■ **Set exercise**
Keep the wording of each record exactly the same when you repeat it, and leave out pictures.

[Dataset items]
------------------------------

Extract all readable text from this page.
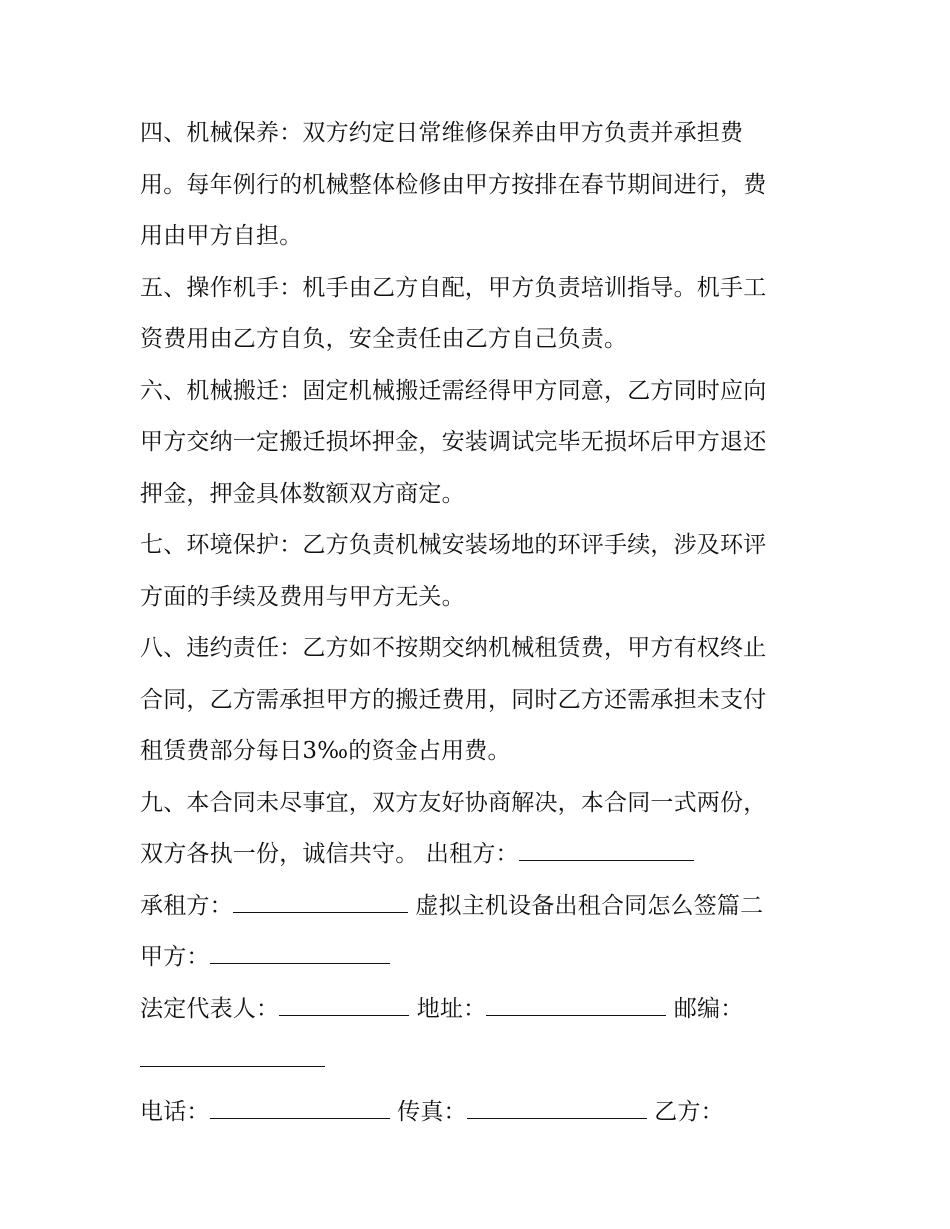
四、机械保养：双方约定日常维修保养由甲方负责并承担费
用。每年例行的机械整体检修由甲方按排在春节期间进行，费
用由甲方自担。
五、操作机手：机手由乙方自配，甲方负责培训指导。机手工
资费用由乙方自负，安全责任由乙方自己负责。
六、机械搬迁：固定机械搬迁需经得甲方同意，乙方同时应向
甲方交纳一定搬迁损坏押金，安装调试完毕无损坏后甲方退还
押金，押金具体数额双方商定。
七、环境保护：乙方负责机械安装场地的环评手续，涉及环评
方面的手续及费用与甲方无关。
八、违约责任：乙方如不按期交纳机械租赁费，甲方有权终止
合同，乙方需承担甲方的搬迁费用，同时乙方还需承担未支付
租赁费部分每日3‰的资金占用费。
九、本合同未尽事宜，双方友好协商解决，本合同一式两份，
双方各执一份，诚信共守。 出租方：
承租方：	虚拟主机设备出租合同怎么签篇二
甲方：
法定代表人：	地址：	邮编：
电话：	传真：	乙方：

------------------------------

■ **Written response**
Extract all readable text from this page.
四、机械保养：双方约定日常维修保养由甲方负责并承担费
用。每年例行的机械整体检修由甲方按排在春节期间进行，费
用由甲方自担。
五、操作机手：机手由乙方自配，甲方负责培训指导。机手工
资费用由乙方自负，安全责任由乙方自己负责。
六、机械搬迁：固定机械搬迁需经得甲方同意，乙方同时应向
甲方交纳一定搬迁损坏押金，安装调试完毕无损坏后甲方退还
押金，押金具体数额双方商定。
七、环境保护：乙方负责机械安装场地的环评手续，涉及环评
方面的手续及费用与甲方无关。
八、违约责任：乙方如不按期交纳机械租赁费，甲方有权终止
合同，乙方需承担甲方的搬迁费用，同时乙方还需承担未支付
租赁费部分每日3‰的资金占用费。
九、本合同未尽事宜，双方友好协商解决，本合同一式两份，
双方各执一份，诚信共守。 出租方：
承租方：	虚拟主机设备出租合同怎么签篇二
甲方：
法定代表人：	地址：	邮编：
电话：	传真：	乙方：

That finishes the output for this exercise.